WRITTEN REQUEST
Write out the listing below again, precisely as it is given.

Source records
____

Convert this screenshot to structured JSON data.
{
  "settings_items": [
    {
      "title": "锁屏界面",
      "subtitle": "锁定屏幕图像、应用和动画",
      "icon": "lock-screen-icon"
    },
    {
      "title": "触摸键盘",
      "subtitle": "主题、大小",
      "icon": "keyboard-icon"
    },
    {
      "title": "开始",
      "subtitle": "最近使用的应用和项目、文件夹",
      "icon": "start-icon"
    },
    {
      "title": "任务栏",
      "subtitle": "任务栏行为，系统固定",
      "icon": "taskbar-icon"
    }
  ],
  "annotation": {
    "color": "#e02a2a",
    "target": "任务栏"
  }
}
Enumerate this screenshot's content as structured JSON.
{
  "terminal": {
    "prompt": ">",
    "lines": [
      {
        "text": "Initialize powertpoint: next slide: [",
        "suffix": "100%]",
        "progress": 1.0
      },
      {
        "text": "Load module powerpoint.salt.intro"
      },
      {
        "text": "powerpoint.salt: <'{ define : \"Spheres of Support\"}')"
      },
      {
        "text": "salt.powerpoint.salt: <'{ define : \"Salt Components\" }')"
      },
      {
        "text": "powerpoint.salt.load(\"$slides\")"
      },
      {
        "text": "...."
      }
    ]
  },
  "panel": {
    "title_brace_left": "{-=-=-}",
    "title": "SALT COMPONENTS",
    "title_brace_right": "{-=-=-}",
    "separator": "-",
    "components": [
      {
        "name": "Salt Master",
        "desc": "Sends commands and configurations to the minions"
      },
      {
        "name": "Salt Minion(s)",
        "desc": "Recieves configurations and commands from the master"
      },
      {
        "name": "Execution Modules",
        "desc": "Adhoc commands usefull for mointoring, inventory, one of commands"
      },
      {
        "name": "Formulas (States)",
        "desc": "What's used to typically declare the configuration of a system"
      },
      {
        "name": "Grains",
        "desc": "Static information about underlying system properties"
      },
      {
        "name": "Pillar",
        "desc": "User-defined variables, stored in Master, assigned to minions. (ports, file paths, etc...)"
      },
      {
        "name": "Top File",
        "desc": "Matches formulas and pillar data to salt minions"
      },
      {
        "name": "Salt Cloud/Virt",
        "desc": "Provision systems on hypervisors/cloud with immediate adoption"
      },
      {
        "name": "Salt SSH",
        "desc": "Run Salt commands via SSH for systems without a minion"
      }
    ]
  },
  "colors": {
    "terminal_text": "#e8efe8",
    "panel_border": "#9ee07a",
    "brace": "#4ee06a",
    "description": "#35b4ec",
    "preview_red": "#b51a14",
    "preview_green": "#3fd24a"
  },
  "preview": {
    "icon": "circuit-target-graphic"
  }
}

____

ANSWER IN FULL
Convert this screenshot to structured JSON data.
{
  "settings_items": [
    {
      "title": "锁屏界面",
      "subtitle": "锁定屏幕图像、应用和动画",
      "icon": "lock-screen-icon"
    },
    {
      "title": "触摸键盘",
      "subtitle": "主题、大小",
      "icon": "keyboard-icon"
    },
    {
      "title": "开始",
      "subtitle": "最近使用的应用和项目、文件夹",
      "icon": "start-icon"
    },
    {
      "title": "任务栏",
      "subtitle": "任务栏行为，系统固定",
      "icon": "taskbar-icon"
    }
  ],
  "annotation": {
    "color": "#e02a2a",
    "target": "任务栏"
  }
}
Enumerate this screenshot's content as structured JSON.
{
  "terminal": {
    "prompt": ">",
    "lines": [
      {
        "text": "Initialize powertpoint: next slide: [",
        "suffix": "100%]",
        "progress": 1.0
      },
      {
        "text": "Load module powerpoint.salt.intro"
      },
      {
        "text": "powerpoint.salt: <'{ define : \"Spheres of Support\"}')"
      },
      {
        "text": "salt.powerpoint.salt: <'{ define : \"Salt Components\" }')"
      },
      {
        "text": "powerpoint.salt.load(\"$slides\")"
      },
      {
        "text": "...."
      }
    ]
  },
  "panel": {
    "title_brace_left": "{-=-=-}",
    "title": "SALT COMPONENTS",
    "title_brace_right": "{-=-=-}",
    "separator": "-",
    "components": [
      {
        "name": "Salt Master",
        "desc": "Sends commands and configurations to the minions"
      },
      {
        "name": "Salt Minion(s)",
        "desc": "Recieves configurations and commands from the master"
      },
      {
        "name": "Execution Modules",
        "desc": "Adhoc commands usefull for mointoring, inventory, one of commands"
      },
      {
        "name": "Formulas (States)",
        "desc": "What's used to typically declare the configuration of a system"
      },
      {
        "name": "Grains",
        "desc": "Static information about underlying system properties"
      },
      {
        "name": "Pillar",
        "desc": "User-defined variables, stored in Master, assigned to minions. (ports, file paths, etc...)"
      },
      {
        "name": "Top File",
        "desc": "Matches formulas and pillar data to salt minions"
      },
      {
        "name": "Salt Cloud/Virt",
        "desc": "Provision systems on hypervisors/cloud with immediate adoption"
      },
      {
        "name": "Salt SSH",
        "desc": "Run Salt commands via SSH for systems without a minion"
      }
    ]
  },
  "colors": {
    "terminal_text": "#e8efe8",
    "panel_border": "#9ee07a",
    "brace": "#4ee06a",
    "description": "#35b4ec",
    "preview_red": "#b51a14",
    "preview_green": "#3fd24a"
  },
  "preview": {
    "icon": "circuit-target-graphic"
  }
}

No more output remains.